(SET TASK): Copy each line of the entries that contains the word "代表作是".

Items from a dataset
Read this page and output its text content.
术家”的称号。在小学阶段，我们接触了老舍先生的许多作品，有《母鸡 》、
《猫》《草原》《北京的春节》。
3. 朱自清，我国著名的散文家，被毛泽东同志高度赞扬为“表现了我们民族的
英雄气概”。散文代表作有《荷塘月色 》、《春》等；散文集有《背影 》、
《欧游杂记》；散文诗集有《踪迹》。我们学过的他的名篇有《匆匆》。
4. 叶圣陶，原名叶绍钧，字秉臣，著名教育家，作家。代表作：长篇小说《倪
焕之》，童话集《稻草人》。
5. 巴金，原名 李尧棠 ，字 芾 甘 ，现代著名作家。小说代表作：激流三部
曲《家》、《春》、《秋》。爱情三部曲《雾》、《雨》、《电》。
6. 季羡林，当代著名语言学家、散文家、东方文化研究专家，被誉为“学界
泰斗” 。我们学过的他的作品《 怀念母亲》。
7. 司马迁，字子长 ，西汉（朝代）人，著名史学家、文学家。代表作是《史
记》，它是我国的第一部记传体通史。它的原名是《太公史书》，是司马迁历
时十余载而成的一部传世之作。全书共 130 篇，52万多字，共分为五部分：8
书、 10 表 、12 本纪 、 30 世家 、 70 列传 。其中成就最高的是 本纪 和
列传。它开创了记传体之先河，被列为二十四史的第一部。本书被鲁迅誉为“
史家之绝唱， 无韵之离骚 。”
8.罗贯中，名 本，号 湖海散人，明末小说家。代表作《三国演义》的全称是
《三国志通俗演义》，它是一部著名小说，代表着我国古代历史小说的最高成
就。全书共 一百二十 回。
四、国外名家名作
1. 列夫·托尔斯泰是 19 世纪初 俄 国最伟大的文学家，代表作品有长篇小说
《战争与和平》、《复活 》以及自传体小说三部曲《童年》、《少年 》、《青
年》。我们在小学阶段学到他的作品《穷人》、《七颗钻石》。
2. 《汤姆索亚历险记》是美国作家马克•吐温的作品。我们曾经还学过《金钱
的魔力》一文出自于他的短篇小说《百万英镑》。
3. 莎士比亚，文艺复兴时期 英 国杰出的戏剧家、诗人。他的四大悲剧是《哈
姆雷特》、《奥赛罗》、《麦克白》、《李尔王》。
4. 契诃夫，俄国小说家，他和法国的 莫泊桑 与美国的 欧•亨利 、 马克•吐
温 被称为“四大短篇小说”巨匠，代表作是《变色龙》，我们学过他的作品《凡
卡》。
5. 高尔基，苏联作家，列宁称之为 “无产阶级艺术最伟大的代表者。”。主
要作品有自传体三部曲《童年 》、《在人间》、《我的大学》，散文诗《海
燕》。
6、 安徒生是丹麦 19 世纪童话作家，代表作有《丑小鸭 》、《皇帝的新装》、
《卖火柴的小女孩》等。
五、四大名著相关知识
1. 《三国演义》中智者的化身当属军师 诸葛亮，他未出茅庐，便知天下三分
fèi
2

(THE OUTPUT):
7. 司马迁，字子长 ，西汉（朝代）人，著名史学家、文学家。代表作是《史
温 被称为“四大短篇小说”巨匠，代表作是《变色龙》，我们学过他的作品《凡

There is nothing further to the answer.